▶ _Objective_:
Filter the listing and keep only the lines with the word "name".

▶ _Records excerpted from a collection_:

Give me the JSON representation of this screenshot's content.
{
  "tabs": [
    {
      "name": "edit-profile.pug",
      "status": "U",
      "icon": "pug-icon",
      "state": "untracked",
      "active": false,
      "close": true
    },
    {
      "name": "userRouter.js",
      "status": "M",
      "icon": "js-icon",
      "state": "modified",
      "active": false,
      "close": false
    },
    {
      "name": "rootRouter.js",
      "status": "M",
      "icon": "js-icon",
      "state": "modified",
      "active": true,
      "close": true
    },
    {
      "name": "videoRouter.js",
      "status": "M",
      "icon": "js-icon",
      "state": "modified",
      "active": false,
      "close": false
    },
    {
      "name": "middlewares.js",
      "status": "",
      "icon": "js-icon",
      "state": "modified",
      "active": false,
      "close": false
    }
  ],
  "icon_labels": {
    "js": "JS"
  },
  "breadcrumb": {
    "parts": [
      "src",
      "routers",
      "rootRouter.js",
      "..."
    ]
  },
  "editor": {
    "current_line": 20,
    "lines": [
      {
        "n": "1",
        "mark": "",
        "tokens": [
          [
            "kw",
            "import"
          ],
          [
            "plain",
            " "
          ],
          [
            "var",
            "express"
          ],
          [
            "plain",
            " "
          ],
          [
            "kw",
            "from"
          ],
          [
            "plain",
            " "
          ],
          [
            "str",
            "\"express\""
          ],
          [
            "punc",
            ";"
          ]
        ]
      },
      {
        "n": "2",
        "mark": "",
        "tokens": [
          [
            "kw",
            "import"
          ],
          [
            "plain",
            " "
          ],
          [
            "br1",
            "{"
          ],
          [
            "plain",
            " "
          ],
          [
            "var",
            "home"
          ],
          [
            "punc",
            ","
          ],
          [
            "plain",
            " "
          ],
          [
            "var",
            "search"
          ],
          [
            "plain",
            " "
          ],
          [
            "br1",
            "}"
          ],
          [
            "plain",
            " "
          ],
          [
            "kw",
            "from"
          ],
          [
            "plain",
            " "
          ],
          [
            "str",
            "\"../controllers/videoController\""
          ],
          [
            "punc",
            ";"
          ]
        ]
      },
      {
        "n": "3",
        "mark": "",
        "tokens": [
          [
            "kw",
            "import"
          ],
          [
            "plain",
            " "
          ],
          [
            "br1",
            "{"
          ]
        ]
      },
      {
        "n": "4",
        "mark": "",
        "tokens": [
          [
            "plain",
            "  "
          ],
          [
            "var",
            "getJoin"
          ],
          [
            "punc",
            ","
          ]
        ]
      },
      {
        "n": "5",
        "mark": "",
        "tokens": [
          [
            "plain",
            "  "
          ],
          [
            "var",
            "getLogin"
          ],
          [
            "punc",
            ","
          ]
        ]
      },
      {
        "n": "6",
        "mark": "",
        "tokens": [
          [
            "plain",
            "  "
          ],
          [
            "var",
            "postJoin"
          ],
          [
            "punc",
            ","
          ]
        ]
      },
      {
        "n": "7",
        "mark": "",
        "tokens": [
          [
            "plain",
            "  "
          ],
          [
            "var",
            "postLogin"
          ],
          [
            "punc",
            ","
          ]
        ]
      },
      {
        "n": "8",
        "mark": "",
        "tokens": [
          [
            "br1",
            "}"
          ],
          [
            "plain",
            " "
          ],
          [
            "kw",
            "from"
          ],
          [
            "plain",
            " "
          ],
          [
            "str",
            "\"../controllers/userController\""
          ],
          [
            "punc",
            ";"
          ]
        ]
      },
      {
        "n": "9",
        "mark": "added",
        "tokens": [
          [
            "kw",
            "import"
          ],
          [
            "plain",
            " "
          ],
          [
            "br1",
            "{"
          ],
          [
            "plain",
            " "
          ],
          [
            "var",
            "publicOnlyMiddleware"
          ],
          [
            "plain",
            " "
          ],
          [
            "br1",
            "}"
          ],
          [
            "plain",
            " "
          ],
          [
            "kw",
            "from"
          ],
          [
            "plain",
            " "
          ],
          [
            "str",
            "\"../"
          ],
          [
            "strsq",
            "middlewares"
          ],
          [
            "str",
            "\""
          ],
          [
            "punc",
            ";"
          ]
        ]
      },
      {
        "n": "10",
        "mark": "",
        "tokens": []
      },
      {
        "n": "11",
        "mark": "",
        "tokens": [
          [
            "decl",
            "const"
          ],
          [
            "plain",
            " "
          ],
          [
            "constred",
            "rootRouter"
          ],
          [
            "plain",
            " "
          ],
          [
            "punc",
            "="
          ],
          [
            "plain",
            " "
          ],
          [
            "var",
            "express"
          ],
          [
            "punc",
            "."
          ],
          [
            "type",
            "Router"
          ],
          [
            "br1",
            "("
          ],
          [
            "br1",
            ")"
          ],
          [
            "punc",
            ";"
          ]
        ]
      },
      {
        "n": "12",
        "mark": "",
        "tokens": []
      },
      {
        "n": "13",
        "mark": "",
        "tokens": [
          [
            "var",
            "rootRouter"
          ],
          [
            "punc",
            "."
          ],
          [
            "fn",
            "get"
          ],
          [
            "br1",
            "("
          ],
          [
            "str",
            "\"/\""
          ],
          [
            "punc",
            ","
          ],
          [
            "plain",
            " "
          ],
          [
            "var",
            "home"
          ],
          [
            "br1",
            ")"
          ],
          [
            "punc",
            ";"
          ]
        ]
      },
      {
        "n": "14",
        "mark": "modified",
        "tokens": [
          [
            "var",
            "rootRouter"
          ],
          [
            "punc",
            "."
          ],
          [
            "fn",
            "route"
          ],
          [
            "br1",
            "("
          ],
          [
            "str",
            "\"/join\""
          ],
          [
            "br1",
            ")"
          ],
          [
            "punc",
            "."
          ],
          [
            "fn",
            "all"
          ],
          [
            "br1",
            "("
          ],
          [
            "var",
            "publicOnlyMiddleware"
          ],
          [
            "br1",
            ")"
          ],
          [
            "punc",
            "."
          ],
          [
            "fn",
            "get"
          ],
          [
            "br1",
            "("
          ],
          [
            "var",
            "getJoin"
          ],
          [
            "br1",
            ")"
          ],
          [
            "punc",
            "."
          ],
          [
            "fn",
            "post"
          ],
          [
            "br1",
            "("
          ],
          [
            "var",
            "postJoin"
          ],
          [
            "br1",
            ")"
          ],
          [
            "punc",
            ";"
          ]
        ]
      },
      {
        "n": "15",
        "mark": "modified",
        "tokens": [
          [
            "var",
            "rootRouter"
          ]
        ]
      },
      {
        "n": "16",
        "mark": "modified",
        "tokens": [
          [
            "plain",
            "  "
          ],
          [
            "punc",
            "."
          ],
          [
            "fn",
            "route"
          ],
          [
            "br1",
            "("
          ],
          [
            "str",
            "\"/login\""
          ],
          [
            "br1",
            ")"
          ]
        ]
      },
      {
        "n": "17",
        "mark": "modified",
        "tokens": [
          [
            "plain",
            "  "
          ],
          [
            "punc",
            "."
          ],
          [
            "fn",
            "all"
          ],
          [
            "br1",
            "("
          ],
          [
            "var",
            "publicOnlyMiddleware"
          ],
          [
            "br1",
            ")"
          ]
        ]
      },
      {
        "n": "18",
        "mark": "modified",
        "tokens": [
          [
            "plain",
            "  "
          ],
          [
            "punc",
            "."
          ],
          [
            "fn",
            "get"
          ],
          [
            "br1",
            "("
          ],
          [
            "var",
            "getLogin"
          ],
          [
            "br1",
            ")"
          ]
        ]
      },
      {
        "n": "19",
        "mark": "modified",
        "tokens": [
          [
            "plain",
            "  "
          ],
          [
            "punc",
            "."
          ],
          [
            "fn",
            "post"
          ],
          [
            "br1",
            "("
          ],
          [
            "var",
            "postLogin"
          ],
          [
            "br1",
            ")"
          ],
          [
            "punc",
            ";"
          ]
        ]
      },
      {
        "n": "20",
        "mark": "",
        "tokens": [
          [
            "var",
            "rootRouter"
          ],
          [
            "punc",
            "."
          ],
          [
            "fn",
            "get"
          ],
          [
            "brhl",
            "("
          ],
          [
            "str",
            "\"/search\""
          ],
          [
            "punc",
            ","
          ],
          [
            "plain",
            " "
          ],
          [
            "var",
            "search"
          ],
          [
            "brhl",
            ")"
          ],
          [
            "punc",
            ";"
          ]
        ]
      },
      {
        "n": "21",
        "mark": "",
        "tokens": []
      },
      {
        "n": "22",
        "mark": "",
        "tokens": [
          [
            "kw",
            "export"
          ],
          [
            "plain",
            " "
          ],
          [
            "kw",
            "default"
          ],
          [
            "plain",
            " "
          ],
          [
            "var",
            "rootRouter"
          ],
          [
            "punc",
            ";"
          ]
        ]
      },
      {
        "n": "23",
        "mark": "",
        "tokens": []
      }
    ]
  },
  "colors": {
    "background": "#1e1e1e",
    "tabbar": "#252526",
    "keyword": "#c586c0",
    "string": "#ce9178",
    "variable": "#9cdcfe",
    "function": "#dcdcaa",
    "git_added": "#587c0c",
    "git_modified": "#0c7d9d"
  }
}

▶ _Right answer_:
      "name": "edit-profile.pug",
      "name": "userRouter.js",
      "name": "rootRouter.js",
      "name": "videoRouter.js",
      "name": "middlewares.js",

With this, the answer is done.